What you are asked to do: List each line of the data that holds the word "title".

Extracted records:
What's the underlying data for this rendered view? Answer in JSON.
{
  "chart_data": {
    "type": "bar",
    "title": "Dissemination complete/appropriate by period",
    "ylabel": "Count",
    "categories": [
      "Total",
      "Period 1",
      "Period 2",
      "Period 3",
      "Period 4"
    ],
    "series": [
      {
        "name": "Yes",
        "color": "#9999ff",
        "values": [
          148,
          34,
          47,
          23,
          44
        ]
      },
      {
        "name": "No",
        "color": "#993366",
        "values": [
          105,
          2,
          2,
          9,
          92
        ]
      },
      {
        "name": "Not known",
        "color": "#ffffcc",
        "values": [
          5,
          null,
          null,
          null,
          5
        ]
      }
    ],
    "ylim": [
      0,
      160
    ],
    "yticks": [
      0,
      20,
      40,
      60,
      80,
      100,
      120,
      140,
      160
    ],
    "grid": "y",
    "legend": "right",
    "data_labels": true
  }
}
* * *
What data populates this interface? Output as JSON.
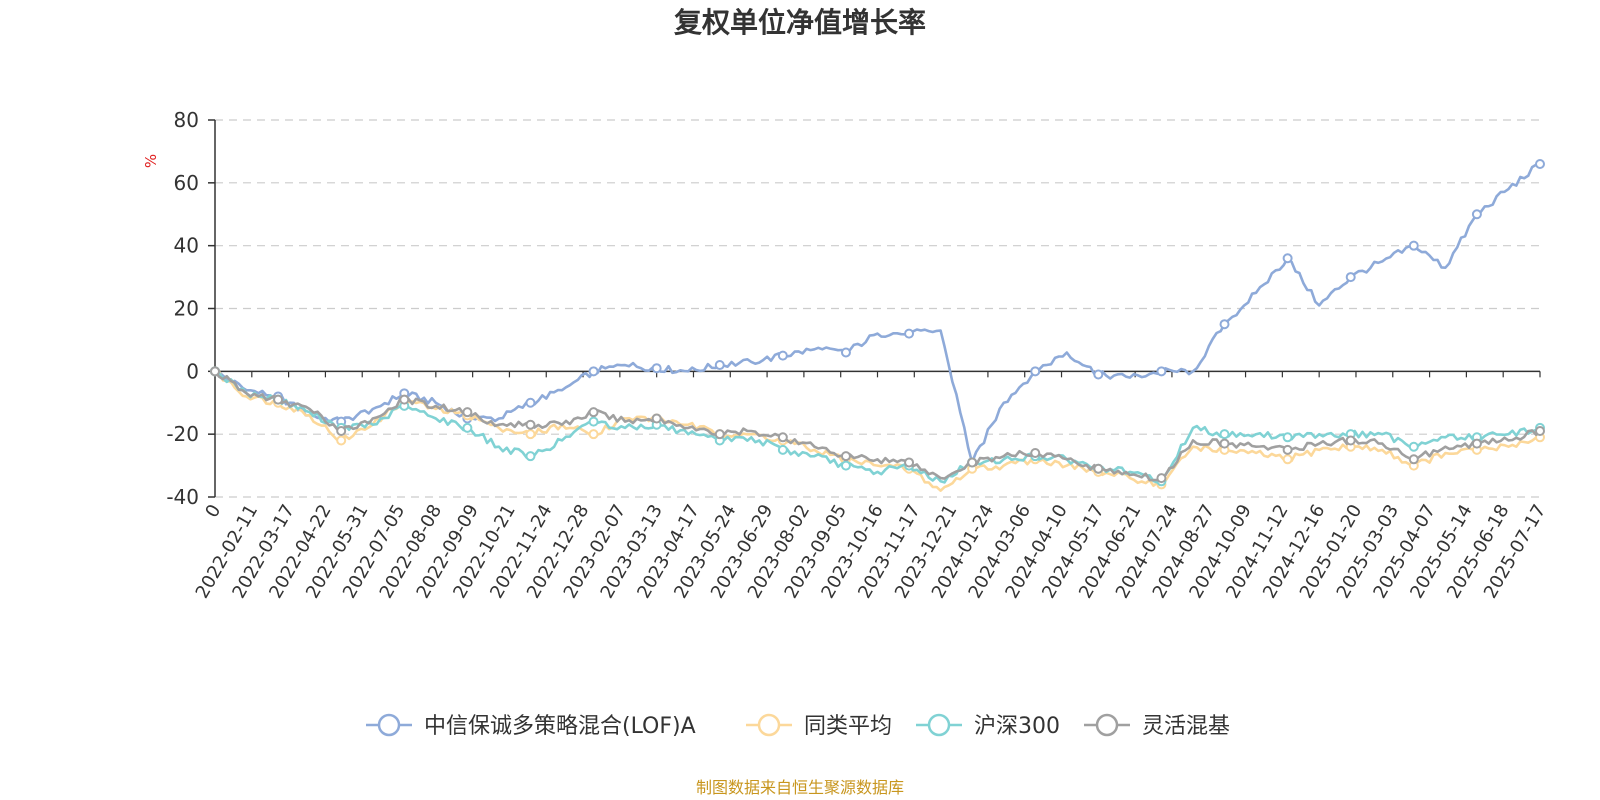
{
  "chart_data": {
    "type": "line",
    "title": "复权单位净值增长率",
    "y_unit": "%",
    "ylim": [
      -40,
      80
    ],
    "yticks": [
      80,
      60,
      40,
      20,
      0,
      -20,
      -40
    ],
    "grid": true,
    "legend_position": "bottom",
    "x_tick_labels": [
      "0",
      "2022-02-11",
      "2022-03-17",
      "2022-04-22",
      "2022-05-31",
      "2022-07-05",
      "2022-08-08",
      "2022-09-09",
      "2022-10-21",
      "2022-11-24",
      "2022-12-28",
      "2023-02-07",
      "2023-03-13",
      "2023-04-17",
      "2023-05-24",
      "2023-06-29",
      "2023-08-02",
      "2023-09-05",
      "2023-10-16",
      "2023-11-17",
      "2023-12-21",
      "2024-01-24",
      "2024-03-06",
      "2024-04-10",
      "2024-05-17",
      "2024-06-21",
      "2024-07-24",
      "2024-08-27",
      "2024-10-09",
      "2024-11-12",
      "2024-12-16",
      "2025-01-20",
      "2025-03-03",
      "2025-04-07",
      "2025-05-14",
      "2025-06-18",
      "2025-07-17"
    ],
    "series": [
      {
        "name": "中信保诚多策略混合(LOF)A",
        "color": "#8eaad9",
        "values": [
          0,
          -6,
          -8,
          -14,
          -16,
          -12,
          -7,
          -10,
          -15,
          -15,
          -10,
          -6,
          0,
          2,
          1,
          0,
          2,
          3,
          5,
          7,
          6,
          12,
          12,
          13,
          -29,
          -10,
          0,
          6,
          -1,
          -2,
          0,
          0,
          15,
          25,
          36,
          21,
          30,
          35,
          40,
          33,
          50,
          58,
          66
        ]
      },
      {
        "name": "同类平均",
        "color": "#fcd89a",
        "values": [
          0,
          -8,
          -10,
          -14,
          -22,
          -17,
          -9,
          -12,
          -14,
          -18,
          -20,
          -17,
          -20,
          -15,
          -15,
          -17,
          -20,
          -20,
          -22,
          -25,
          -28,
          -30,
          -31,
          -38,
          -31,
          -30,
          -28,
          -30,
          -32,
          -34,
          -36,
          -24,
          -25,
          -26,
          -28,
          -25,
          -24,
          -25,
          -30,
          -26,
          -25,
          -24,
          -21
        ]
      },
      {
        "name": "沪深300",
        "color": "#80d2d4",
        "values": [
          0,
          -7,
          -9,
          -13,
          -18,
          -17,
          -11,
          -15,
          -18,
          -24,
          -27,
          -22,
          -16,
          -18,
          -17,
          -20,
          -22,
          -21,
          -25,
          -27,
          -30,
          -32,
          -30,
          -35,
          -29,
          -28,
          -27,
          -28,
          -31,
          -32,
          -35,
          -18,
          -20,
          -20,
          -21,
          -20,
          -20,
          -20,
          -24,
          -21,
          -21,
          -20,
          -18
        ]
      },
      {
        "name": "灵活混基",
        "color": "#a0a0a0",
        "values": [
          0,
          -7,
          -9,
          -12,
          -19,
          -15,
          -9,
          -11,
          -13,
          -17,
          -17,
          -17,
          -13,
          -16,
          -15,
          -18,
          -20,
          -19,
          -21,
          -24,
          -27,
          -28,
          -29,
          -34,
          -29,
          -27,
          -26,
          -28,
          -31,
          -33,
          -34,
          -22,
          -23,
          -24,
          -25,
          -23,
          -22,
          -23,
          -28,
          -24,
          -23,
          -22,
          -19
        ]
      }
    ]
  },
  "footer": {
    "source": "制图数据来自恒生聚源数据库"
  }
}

Written answer:
    "title": "Dissemination complete/appropriate by period",
    "title": "复权单位净值增长率",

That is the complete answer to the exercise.